**Raw records:**
□ □ □ □ □ □ □

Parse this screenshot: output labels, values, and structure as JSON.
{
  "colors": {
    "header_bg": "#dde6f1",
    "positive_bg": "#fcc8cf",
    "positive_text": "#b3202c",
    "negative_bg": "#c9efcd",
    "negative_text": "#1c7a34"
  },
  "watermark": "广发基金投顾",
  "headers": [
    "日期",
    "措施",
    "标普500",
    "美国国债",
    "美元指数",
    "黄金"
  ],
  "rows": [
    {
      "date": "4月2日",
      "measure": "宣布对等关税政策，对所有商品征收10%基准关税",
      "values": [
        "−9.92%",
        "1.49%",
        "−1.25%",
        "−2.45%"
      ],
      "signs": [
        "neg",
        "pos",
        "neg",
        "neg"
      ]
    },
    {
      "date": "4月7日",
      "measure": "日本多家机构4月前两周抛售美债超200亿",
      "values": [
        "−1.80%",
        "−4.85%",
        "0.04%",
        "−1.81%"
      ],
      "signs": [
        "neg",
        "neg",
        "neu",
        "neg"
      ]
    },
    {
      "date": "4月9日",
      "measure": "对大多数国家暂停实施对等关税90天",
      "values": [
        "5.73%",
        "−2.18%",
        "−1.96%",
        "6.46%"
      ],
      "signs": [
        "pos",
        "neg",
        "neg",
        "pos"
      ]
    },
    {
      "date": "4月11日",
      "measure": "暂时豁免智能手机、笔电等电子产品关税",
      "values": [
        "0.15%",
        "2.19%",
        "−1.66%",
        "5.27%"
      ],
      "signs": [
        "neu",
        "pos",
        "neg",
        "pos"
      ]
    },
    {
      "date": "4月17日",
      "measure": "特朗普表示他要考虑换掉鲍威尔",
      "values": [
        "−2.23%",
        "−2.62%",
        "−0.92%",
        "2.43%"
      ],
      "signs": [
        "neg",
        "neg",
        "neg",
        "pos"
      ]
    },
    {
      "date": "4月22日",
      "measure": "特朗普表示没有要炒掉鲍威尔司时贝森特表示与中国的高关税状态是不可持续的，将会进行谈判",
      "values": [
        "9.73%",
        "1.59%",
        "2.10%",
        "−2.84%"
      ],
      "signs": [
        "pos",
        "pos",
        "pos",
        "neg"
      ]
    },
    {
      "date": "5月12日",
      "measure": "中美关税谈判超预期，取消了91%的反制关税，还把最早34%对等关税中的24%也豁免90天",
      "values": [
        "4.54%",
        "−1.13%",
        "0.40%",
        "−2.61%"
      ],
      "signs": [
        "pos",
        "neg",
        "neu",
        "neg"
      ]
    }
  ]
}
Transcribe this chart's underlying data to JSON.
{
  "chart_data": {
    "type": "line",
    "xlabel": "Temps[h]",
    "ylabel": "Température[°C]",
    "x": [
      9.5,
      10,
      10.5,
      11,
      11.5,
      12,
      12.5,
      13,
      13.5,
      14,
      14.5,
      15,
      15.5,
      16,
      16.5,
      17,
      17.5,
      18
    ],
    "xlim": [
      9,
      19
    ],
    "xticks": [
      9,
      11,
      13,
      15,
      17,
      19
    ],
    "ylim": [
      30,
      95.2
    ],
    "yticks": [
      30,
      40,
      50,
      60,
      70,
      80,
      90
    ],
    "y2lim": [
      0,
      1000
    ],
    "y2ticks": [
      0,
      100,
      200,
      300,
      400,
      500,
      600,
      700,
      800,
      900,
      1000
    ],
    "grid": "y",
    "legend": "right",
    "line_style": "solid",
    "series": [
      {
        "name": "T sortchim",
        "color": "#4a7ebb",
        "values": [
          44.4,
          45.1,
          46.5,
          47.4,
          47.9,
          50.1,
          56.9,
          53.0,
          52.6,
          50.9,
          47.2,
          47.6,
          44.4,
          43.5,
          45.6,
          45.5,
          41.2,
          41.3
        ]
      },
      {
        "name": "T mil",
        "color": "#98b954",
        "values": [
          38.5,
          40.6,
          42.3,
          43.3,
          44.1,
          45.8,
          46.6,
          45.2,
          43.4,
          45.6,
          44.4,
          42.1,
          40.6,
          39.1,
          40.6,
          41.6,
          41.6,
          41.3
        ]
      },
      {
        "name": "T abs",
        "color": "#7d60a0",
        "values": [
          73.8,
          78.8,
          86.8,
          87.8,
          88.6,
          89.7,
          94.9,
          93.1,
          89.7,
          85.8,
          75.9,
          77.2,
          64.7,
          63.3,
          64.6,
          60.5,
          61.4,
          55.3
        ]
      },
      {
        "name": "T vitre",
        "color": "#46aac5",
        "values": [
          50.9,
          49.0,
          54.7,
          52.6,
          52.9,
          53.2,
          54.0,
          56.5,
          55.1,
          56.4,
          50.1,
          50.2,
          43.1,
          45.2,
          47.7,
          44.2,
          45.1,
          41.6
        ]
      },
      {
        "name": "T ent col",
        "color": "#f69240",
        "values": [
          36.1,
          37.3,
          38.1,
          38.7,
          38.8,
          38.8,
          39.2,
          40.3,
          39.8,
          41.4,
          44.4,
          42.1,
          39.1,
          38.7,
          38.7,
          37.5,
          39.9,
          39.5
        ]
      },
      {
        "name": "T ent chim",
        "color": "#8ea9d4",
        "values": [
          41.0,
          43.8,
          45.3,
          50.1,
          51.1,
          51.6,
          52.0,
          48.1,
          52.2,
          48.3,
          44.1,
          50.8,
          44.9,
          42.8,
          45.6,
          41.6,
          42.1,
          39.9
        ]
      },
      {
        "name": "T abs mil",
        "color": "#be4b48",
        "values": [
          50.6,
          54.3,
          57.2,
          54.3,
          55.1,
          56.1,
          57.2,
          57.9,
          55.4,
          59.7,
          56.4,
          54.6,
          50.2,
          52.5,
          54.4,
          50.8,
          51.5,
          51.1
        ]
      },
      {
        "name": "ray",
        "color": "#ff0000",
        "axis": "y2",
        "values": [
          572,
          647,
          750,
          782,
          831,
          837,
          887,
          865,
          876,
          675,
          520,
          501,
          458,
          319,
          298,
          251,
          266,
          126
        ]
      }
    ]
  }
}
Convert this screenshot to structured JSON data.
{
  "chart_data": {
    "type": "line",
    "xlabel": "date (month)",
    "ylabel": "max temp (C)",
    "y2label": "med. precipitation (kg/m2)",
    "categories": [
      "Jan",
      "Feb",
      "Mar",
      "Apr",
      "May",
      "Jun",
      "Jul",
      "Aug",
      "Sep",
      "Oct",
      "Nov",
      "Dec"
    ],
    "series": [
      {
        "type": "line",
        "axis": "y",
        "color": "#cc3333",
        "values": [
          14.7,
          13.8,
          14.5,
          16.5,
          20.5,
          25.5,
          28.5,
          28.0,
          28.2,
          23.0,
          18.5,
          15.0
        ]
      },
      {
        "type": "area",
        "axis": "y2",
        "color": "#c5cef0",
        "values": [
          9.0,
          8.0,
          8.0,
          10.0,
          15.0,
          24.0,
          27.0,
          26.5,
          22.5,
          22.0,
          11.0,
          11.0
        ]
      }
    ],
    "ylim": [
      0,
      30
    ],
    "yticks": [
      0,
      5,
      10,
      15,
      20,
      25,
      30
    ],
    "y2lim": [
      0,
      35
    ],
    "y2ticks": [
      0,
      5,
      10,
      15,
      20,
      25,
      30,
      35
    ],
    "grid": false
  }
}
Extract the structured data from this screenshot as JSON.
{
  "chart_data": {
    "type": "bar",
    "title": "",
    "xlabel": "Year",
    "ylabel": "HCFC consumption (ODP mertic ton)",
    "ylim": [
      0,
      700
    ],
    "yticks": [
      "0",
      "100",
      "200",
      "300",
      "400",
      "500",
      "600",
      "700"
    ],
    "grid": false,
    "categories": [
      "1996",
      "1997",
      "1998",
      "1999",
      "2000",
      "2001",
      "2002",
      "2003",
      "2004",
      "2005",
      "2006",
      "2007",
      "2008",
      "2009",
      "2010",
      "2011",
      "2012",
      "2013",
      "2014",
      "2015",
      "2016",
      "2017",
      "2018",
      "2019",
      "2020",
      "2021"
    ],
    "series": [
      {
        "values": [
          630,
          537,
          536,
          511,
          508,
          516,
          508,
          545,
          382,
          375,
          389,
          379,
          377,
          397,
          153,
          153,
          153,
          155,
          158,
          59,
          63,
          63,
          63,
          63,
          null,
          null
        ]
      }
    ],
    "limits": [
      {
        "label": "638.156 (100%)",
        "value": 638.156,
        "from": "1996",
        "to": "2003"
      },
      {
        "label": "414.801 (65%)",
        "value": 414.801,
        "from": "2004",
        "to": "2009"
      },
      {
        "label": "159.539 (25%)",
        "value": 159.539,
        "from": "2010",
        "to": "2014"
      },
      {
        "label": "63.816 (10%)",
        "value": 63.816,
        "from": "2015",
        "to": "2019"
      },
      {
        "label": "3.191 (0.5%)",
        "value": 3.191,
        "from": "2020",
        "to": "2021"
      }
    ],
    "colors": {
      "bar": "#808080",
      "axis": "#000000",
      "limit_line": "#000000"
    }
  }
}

□ □ □ □ □ □ □

**Short exercise:**
Reply with nothing but the number of lines that contain the word "this".

**Reply to the exercise:**
4